**SUPPLIED INFORMATION**
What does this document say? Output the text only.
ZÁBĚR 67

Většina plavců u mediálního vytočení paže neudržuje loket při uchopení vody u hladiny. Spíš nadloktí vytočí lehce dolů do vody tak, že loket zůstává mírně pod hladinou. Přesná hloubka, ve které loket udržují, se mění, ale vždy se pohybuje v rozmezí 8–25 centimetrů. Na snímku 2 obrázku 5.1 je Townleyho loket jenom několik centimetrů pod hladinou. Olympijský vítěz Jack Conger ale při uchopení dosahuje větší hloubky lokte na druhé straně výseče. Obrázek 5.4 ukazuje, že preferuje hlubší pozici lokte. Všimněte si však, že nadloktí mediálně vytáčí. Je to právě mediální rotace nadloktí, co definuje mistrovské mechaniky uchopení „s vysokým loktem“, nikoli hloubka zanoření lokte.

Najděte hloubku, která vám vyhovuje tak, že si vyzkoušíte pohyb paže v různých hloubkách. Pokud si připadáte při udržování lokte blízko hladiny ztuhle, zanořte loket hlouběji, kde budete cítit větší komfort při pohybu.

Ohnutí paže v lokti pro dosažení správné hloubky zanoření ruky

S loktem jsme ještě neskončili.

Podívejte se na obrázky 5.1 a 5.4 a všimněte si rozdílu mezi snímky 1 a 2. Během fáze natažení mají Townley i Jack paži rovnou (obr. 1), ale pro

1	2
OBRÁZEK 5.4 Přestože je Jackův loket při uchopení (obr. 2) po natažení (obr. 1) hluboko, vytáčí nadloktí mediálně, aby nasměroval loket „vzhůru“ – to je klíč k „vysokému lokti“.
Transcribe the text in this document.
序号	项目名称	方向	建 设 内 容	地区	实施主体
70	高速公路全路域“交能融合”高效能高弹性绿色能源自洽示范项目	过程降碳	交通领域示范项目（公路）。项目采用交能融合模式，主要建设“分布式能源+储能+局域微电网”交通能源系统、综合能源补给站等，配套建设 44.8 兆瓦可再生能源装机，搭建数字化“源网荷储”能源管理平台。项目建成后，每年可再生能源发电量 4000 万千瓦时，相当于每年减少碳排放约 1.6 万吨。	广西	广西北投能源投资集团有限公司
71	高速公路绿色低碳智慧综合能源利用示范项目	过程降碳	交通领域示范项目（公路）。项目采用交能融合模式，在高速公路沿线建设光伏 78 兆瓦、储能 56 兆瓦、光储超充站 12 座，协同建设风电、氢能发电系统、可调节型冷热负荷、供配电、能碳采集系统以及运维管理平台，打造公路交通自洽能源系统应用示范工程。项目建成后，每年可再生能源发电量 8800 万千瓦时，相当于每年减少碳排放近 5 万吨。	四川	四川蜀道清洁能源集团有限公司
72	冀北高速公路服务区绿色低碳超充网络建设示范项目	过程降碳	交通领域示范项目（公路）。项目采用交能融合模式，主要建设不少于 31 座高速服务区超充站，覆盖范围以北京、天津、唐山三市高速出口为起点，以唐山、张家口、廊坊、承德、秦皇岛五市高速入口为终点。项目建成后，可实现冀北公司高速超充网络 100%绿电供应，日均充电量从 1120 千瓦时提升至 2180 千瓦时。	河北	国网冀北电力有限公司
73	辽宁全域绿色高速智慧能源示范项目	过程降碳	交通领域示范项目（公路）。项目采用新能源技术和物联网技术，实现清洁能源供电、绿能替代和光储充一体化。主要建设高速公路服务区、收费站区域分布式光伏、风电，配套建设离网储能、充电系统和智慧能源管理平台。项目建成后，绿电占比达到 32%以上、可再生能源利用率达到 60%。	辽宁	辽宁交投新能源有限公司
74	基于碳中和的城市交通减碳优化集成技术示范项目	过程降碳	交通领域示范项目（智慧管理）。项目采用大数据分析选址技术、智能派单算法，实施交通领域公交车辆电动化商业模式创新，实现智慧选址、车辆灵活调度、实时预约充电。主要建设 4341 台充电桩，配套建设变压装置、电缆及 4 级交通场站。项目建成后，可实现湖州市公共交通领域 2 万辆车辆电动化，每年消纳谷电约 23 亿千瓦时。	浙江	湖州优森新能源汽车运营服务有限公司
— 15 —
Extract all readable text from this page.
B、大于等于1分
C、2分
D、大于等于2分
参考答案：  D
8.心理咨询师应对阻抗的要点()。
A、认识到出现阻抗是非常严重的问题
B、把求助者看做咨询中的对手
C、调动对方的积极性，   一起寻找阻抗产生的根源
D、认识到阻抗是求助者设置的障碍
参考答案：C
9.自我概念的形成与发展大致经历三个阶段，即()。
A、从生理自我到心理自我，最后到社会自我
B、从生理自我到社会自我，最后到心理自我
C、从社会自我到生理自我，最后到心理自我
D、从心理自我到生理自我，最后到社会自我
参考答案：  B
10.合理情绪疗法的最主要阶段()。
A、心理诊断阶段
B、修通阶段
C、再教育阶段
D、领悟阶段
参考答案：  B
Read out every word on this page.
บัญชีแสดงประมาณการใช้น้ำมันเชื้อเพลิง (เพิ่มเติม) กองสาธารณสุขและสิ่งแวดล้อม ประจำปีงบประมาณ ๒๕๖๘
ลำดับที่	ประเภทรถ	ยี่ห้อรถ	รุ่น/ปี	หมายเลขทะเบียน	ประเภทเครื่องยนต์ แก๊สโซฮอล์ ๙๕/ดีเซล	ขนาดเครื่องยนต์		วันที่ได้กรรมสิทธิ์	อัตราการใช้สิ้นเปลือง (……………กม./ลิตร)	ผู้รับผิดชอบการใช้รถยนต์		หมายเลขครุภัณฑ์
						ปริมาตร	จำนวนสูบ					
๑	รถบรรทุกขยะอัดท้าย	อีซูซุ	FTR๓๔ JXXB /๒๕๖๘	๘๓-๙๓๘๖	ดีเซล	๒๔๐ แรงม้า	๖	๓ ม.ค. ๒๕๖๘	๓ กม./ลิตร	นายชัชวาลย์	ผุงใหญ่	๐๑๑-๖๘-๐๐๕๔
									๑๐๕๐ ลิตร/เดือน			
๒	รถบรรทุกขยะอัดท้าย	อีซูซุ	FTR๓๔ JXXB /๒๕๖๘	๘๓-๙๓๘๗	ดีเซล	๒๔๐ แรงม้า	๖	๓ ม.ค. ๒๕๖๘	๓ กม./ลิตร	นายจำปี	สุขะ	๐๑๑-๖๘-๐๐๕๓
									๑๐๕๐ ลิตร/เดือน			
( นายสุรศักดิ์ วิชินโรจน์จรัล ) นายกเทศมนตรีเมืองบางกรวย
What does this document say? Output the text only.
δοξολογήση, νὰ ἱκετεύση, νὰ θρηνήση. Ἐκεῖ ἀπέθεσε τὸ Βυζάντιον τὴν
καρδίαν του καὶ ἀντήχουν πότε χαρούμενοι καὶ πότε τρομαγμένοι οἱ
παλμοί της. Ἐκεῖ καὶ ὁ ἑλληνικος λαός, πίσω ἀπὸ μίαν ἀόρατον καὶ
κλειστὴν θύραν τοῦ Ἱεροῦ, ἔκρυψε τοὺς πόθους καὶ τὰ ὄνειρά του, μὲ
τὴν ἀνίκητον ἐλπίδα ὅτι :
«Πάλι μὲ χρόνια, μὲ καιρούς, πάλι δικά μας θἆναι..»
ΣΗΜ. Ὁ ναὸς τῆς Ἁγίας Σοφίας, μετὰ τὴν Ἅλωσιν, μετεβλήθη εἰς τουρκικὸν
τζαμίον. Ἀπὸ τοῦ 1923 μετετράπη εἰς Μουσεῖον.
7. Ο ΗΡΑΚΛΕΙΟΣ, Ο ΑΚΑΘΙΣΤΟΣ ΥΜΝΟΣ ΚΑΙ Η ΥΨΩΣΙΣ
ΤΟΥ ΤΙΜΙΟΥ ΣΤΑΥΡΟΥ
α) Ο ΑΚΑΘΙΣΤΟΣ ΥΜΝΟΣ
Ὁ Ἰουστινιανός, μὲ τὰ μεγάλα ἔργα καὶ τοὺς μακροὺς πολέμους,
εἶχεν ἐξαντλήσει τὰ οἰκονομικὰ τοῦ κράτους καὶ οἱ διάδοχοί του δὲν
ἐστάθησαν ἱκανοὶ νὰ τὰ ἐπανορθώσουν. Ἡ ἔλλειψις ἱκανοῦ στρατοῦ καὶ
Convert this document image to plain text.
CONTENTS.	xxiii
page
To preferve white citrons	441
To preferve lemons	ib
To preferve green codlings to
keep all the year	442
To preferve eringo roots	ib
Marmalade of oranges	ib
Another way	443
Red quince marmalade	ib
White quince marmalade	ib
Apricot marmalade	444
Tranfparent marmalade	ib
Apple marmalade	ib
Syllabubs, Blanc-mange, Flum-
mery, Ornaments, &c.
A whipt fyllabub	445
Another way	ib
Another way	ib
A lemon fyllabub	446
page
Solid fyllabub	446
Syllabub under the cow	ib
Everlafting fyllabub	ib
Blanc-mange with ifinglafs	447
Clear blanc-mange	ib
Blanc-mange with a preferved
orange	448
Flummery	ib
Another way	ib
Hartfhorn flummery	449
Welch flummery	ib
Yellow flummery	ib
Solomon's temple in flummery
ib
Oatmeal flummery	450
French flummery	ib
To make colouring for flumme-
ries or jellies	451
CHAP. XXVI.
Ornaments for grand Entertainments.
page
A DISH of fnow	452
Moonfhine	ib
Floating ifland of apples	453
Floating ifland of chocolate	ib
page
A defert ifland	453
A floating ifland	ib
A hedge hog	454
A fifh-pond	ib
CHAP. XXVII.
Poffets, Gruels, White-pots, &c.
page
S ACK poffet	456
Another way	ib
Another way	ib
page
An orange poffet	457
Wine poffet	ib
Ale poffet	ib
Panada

**WORK REQUIRED**
How many lines in the records above hold the word "项目采用交能融合模式"? Give only the number.

**TASK RESPONSE**
3